▶ **Instruction**
In the entries below, take the part that opens with the line containing "List each element" and closes with the line containing "mailing-list-artist[interactable]: Gary E". Write out only those lines again, with "desktop-shortcut" substituted for "desktop-icon" and everything else unchanged.

▬▬▬▬▬▬

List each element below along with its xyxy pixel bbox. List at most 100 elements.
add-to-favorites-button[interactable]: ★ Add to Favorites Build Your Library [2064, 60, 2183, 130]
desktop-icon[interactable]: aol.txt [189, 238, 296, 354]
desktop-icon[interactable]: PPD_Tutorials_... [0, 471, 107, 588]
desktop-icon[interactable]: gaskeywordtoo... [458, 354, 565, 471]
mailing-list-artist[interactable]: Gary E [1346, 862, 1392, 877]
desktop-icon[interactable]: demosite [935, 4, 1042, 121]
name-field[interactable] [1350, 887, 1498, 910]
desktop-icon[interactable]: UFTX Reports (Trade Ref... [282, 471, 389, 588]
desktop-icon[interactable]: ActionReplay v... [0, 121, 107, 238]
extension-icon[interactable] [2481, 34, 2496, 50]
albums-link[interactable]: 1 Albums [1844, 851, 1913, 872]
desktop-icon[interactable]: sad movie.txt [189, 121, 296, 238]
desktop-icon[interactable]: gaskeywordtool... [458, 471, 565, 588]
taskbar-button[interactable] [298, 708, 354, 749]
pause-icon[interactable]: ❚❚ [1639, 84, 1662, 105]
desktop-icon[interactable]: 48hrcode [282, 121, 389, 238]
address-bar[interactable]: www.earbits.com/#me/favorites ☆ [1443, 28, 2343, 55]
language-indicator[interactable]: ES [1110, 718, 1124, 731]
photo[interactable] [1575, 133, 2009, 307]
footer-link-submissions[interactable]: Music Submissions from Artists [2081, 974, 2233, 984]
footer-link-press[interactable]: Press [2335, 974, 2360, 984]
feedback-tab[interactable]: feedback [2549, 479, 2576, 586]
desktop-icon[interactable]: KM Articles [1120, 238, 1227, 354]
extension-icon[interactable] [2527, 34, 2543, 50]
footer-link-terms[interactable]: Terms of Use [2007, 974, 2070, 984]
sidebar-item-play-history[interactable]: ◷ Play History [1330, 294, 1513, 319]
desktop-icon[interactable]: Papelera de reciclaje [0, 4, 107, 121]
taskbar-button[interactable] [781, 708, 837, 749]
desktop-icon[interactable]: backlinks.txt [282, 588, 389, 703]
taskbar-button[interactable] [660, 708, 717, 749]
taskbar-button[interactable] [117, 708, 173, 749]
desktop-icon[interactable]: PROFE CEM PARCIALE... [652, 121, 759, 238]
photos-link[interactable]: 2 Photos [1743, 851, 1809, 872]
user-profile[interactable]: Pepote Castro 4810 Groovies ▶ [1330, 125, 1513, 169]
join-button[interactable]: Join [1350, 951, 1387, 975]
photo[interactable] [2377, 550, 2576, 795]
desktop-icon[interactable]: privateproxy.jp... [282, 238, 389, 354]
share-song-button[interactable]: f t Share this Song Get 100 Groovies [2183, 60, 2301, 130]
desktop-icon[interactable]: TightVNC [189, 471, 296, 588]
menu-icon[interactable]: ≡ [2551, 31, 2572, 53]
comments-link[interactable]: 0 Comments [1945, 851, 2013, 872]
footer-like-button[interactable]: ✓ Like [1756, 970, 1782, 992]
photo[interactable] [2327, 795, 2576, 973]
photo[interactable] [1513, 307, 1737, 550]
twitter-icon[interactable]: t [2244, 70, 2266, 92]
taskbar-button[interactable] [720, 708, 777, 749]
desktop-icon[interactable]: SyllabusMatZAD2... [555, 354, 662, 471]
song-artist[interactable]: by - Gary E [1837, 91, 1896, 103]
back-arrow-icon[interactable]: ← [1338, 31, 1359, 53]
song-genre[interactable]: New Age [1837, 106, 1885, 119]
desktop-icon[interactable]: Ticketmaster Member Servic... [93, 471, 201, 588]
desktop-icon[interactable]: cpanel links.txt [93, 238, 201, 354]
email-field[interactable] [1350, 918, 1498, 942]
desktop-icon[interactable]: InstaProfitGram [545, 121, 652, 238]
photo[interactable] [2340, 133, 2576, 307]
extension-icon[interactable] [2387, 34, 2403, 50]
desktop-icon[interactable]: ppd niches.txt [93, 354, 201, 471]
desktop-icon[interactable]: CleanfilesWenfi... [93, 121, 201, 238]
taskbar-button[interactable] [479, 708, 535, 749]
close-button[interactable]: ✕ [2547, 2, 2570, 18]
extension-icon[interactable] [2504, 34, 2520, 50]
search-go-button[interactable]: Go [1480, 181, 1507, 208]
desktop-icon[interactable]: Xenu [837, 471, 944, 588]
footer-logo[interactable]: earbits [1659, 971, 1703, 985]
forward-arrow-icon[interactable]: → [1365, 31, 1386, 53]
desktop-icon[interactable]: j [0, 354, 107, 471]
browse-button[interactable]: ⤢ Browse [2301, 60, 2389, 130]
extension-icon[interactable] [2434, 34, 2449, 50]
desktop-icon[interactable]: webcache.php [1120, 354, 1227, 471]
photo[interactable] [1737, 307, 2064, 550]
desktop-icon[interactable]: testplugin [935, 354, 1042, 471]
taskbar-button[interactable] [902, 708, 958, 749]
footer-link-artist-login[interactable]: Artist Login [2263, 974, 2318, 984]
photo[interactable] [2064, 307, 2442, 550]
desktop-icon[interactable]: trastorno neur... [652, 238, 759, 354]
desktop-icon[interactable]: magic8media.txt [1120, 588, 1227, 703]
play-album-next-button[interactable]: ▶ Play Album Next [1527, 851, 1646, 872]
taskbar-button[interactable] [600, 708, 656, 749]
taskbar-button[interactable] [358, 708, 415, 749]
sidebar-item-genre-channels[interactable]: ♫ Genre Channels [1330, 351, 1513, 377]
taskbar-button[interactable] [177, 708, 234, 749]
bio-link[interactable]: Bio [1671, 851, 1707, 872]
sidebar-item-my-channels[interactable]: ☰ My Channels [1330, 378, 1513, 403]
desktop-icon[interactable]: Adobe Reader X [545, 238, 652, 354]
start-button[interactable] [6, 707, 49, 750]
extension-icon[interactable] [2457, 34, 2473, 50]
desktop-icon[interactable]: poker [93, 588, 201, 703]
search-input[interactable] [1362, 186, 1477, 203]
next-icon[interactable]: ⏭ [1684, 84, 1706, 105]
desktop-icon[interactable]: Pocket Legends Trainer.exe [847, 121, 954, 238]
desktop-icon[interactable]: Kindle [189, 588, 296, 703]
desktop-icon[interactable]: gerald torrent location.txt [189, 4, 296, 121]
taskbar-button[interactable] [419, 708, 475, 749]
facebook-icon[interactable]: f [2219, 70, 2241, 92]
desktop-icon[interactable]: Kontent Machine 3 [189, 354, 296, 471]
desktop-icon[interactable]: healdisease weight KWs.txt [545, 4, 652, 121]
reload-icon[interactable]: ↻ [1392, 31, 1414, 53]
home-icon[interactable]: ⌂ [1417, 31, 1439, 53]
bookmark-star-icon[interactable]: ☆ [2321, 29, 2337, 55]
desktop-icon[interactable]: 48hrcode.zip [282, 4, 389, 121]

▬▬▬▬▬▬

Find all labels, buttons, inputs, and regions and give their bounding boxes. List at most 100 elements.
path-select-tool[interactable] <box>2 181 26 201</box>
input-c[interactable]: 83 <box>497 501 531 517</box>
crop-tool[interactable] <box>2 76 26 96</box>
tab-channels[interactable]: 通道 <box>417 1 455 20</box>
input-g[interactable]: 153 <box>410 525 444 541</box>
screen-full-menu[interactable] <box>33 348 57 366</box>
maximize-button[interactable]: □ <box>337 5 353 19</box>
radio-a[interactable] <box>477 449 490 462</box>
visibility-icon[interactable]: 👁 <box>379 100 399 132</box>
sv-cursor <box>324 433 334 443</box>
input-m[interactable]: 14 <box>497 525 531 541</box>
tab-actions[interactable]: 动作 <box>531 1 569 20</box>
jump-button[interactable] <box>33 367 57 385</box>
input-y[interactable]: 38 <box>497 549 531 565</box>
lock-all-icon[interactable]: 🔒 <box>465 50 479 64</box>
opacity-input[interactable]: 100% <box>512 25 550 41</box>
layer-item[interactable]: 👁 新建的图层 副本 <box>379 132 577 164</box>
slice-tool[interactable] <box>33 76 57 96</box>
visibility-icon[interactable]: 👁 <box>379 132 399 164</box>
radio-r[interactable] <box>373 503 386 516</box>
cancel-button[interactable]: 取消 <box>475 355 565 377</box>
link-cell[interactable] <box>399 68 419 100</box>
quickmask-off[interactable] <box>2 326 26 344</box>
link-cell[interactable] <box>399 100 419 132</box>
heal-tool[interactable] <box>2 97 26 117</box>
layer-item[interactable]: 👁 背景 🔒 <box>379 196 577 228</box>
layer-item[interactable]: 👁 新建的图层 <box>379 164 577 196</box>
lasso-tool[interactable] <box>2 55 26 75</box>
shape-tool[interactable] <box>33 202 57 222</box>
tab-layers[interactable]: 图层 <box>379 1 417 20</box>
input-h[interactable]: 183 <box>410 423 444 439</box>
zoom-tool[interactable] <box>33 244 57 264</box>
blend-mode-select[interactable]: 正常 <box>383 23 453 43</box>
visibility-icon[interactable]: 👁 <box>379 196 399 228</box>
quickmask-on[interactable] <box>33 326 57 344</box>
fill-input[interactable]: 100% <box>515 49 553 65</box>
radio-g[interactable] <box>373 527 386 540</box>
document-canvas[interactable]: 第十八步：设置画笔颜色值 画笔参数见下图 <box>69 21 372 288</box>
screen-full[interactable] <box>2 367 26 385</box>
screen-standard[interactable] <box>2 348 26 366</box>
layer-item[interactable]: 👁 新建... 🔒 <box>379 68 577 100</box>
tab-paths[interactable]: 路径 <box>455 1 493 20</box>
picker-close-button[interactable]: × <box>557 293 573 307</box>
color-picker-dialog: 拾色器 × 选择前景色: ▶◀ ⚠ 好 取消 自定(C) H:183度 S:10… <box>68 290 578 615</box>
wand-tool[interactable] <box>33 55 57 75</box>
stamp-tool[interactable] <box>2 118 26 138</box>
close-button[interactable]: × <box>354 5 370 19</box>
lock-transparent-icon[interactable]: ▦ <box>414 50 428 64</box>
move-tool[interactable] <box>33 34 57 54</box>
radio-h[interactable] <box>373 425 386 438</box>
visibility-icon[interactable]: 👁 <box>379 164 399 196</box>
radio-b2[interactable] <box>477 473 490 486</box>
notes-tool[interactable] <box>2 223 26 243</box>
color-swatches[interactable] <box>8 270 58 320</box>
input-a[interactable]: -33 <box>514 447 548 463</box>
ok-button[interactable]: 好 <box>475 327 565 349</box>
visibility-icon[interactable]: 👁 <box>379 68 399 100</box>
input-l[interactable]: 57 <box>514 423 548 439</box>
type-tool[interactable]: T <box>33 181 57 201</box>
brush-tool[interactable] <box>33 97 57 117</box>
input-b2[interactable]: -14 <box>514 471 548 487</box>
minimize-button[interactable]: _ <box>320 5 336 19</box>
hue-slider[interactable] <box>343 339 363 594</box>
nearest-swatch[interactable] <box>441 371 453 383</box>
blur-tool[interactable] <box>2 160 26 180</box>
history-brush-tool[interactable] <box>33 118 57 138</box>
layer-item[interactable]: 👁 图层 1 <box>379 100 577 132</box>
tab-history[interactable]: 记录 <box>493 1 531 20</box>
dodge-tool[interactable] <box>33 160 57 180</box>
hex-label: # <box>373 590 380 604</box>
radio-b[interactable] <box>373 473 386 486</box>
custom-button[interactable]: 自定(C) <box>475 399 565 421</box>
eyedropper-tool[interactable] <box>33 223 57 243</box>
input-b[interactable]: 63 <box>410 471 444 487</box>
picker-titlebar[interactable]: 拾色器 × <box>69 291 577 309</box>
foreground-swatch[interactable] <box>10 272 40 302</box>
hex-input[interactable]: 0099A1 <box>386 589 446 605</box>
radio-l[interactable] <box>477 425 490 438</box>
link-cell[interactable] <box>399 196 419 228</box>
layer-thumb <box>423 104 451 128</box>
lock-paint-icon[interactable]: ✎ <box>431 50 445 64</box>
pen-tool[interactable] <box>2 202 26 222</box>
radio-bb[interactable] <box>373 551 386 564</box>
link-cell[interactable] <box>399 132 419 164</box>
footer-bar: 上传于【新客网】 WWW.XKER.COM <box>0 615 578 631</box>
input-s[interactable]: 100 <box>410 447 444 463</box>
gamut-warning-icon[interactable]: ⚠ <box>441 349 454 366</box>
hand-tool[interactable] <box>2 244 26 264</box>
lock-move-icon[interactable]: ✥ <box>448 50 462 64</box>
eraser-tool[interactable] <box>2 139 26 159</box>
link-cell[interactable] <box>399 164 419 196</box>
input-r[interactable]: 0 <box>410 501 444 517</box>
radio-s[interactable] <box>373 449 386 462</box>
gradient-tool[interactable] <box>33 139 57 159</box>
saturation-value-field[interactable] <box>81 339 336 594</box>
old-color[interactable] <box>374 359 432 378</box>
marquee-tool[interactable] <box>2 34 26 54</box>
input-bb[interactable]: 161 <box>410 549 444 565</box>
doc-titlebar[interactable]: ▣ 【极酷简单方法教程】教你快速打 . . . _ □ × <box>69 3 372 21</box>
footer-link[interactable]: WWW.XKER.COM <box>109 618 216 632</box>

▬▬▬▬▬▬

▶ **Right answer**
List each element below along with its xyxy pixel bbox. List at most 100 elements.
add-to-favorites-button[interactable]: ★ Add to Favorites Build Your Library [2064, 60, 2183, 130]
desktop-shortcut[interactable]: aol.txt [189, 238, 296, 354]
desktop-shortcut[interactable]: PPD_Tutorials_... [0, 471, 107, 588]
desktop-shortcut[interactable]: gaskeywordtoo... [458, 354, 565, 471]
mailing-list-artist[interactable]: Gary E [1346, 862, 1392, 877]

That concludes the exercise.